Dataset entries
+ + + + +

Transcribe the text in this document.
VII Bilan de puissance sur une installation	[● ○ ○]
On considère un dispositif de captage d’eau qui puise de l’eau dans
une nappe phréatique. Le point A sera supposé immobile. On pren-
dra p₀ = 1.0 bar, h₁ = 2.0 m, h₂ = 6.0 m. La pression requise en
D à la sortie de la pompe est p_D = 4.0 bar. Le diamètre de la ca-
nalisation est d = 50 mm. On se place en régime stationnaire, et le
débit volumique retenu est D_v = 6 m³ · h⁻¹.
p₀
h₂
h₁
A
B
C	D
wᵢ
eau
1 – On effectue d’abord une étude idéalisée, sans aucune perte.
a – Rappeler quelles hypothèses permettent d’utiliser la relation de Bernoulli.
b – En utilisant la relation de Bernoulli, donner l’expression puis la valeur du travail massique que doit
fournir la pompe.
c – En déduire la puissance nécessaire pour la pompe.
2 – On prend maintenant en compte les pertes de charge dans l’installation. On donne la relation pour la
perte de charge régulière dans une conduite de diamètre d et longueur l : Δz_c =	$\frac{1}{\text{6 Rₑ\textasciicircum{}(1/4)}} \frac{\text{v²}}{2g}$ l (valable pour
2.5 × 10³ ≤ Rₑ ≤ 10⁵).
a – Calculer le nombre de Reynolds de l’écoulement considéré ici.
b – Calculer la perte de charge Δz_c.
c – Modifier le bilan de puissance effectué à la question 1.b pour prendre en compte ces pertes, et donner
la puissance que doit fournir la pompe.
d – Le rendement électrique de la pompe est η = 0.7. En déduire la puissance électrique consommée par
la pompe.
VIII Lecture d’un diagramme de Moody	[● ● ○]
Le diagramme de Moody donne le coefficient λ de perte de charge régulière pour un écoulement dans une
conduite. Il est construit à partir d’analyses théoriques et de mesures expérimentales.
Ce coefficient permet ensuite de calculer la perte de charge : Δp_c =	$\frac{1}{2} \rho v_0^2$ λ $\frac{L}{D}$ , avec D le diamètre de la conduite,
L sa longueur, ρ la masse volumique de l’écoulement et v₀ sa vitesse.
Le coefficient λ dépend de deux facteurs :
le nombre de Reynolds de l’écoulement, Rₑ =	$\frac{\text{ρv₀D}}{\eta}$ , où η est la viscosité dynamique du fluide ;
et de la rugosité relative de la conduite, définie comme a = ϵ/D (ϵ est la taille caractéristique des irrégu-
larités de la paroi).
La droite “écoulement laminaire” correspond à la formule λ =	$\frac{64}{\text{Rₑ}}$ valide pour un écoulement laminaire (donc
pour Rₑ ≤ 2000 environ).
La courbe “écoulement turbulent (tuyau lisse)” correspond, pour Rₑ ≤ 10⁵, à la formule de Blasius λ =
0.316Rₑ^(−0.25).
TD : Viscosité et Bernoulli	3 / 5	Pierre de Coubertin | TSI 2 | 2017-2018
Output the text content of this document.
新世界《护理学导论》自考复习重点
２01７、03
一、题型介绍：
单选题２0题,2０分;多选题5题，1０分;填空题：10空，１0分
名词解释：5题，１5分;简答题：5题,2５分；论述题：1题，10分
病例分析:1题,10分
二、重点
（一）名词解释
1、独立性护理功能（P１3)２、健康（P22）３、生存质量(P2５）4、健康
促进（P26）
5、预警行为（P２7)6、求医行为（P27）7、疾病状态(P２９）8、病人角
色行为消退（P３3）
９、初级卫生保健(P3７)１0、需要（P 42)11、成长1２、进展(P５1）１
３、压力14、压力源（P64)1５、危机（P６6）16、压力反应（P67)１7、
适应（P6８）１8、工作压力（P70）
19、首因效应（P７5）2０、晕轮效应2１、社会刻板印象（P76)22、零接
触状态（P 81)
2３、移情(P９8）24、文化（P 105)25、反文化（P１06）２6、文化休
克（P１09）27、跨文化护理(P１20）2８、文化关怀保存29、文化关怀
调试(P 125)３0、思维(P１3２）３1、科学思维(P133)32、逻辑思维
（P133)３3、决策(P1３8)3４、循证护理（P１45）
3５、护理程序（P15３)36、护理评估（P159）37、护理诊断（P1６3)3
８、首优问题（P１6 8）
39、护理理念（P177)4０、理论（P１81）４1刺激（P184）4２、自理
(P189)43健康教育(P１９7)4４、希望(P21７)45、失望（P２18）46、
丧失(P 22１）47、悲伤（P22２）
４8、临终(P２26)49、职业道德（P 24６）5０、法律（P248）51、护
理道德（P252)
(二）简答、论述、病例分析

+ + + + +

■ **Exercise task**
Your task is to reproduce, exactly and exclusively, the lines from the one holding "Output the text content of this document." through the final line of the listing.

■ **Task response**
Output the text content of this document.
新世界《护理学导论》自考复习重点
２01７、03
一、题型介绍：
单选题２0题,2０分;多选题5题，1０分;填空题：10空，１0分
名词解释：5题，１5分;简答题：5题,2５分；论述题：1题，10分
病例分析:1题,10分
二、重点
（一）名词解释
1、独立性护理功能（P１3)２、健康（P22）３、生存质量(P2５）4、健康
促进（P26）
5、预警行为（P２7)6、求医行为（P27）7、疾病状态(P２９）8、病人角
色行为消退（P３3）
９、初级卫生保健(P3７)１0、需要（P 42)11、成长1２、进展(P５1）１
３、压力14、压力源（P64)1５、危机（P６6）16、压力反应（P67)１7、
适应（P6８）１8、工作压力（P70）
19、首因效应（P７5）2０、晕轮效应2１、社会刻板印象（P76)22、零接
触状态（P 81)
2３、移情(P９8）24、文化（P 105)25、反文化（P１06）２6、文化休
克（P１09）27、跨文化护理(P１20）2８、文化关怀保存29、文化关怀
调试(P 125)３0、思维(P１3２）３1、科学思维(P133)32、逻辑思维
（P133)３3、决策(P1３8)3４、循证护理（P１45）
3５、护理程序（P15３)36、护理评估（P159）37、护理诊断（P1６3)3
８、首优问题（P１6 8）
39、护理理念（P177)4０、理论（P１81）４1刺激（P184）4２、自理
(P189)43健康教育(P１９7)4４、希望(P21７)45、失望（P２18）46、
丧失(P 22１）47、悲伤（P22２）
４8、临终(P２26)49、职业道德（P 24６）5０、法律（P248）51、护
理道德（P252)
(二）简答、论述、病例分析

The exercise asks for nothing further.